**AIM OF THE TASK:** Scan the lines below; pull out those with "disposal".

(Dataset records)
┌──

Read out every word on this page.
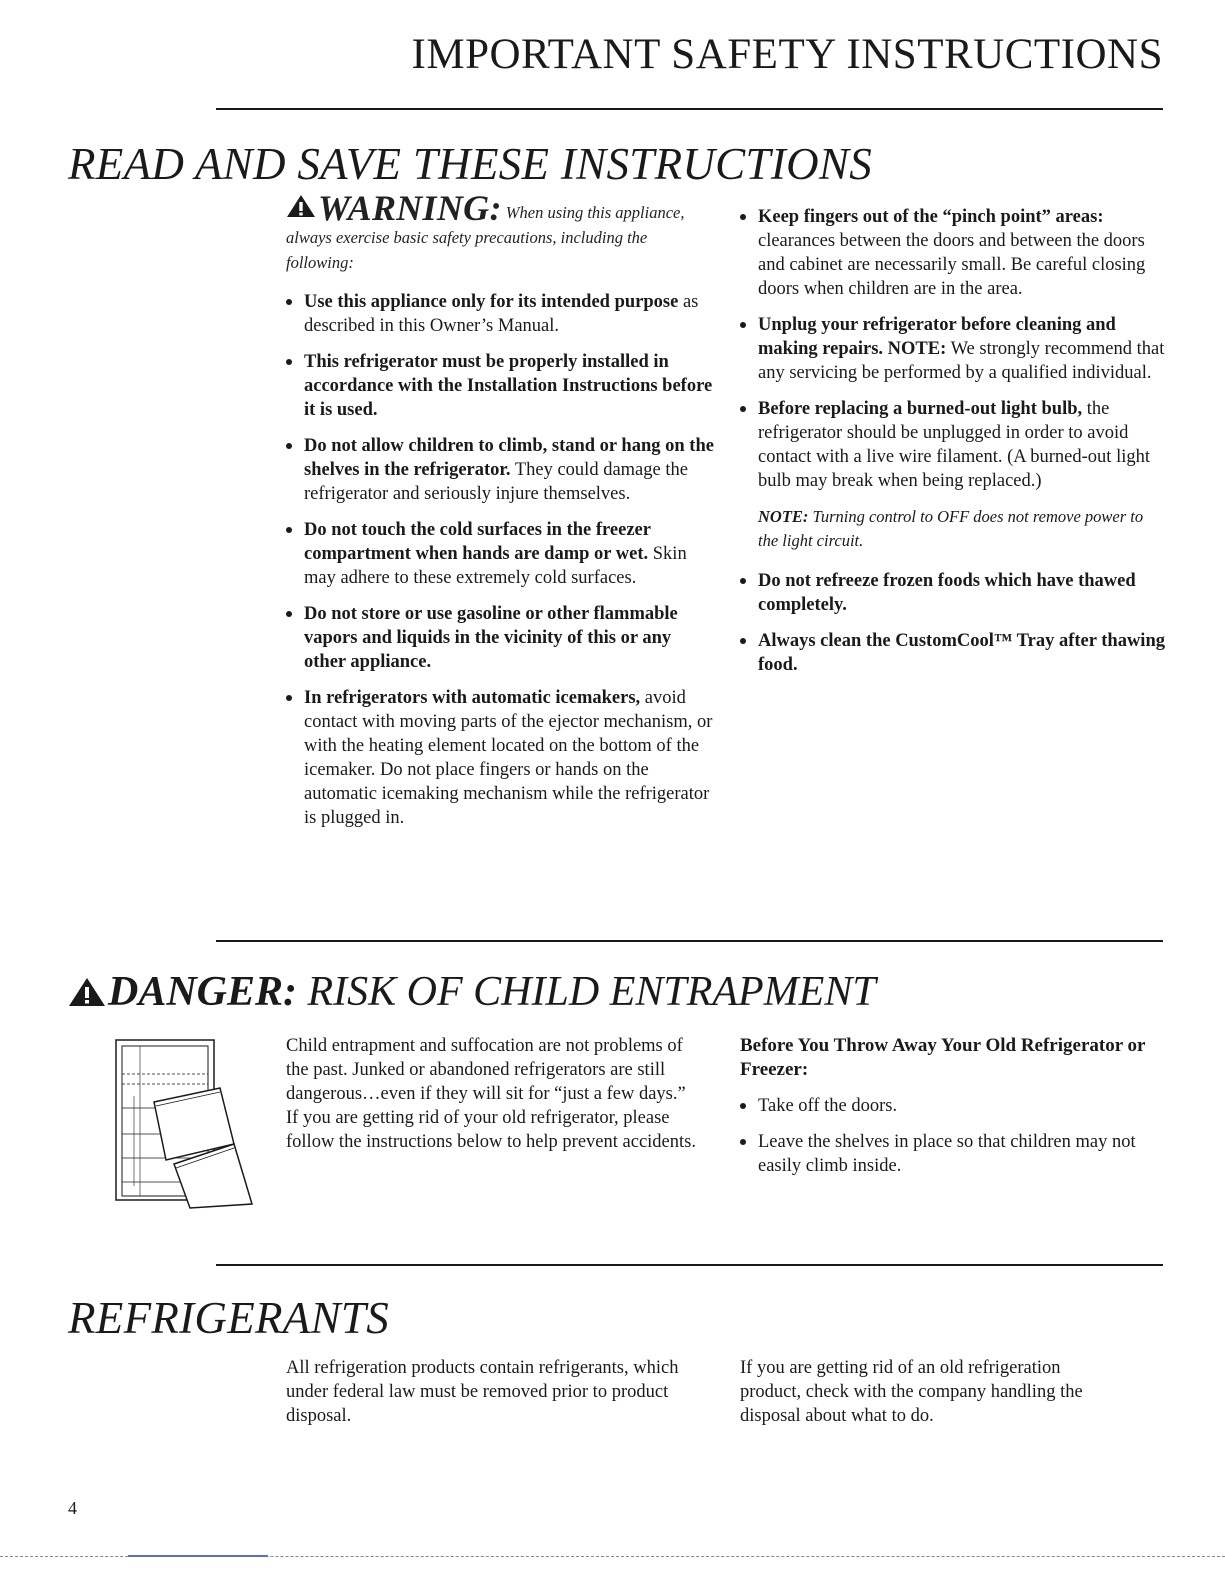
IMPORTANT SAFETY INSTRUCTIONS
READ AND SAVE THESE INSTRUCTIONS
WARNING: When using this appliance, always exercise basic safety precautions, including the following:
Use this appliance only for its intended purpose as described in this Owner’s Manual.
This refrigerator must be properly installed in accordance with the Installation Instructions before it is used.
Do not allow children to climb, stand or hang on the shelves in the refrigerator. They could damage the refrigerator and seriously injure themselves.
Do not touch the cold surfaces in the freezer compartment when hands are damp or wet. Skin may adhere to these extremely cold surfaces.
Do not store or use gasoline or other flammable vapors and liquids in the vicinity of this or any other appliance.
In refrigerators with automatic icemakers, avoid contact with moving parts of the ejector mechanism, or with the heating element located on the bottom of the icemaker. Do not place fingers or hands on the automatic icemaking mechanism while the refrigerator is plugged in.
Keep fingers out of the “pinch point” areas: clearances between the doors and between the doors and cabinet are necessarily small. Be careful closing doors when children are in the area.
Unplug your refrigerator before cleaning and making repairs. NOTE: We strongly recommend that any servicing be performed by a qualified individual.
Before replacing a burned-out light bulb, the refrigerator should be unplugged in order to avoid contact with a live wire filament. (A burned-out light bulb may break when being replaced.)
NOTE: Turning control to OFF does not remove power to the light circuit.
Do not refreeze frozen foods which have thawed completely.
Always clean the CustomCool™ Tray after thawing food.
DANGER: RISK OF CHILD ENTRAPMENT
Child entrapment and suffocation are not problems of the past. Junked or abandoned refrigerators are still dangerous…even if they will sit for “just a few days.” If you are getting rid of your old refrigerator, please follow the instructions below to help prevent accidents.
Before You Throw Away Your Old Refrigerator or Freezer:
Take off the doors.
Leave the shelves in place so that children may not easily climb inside.
REFRIGERANTS
All refrigeration products contain refrigerants, which under federal law must be removed prior to product disposal.
If you are getting rid of an old refrigeration product, check with the company handling the disposal about what to do.
4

└──

**RESULT BELOW:**
All refrigeration products contain refrigerants, which under federal law must be removed prior to product disposal.
If you are getting rid of an old refrigeration product, check with the company handling the disposal about what to do.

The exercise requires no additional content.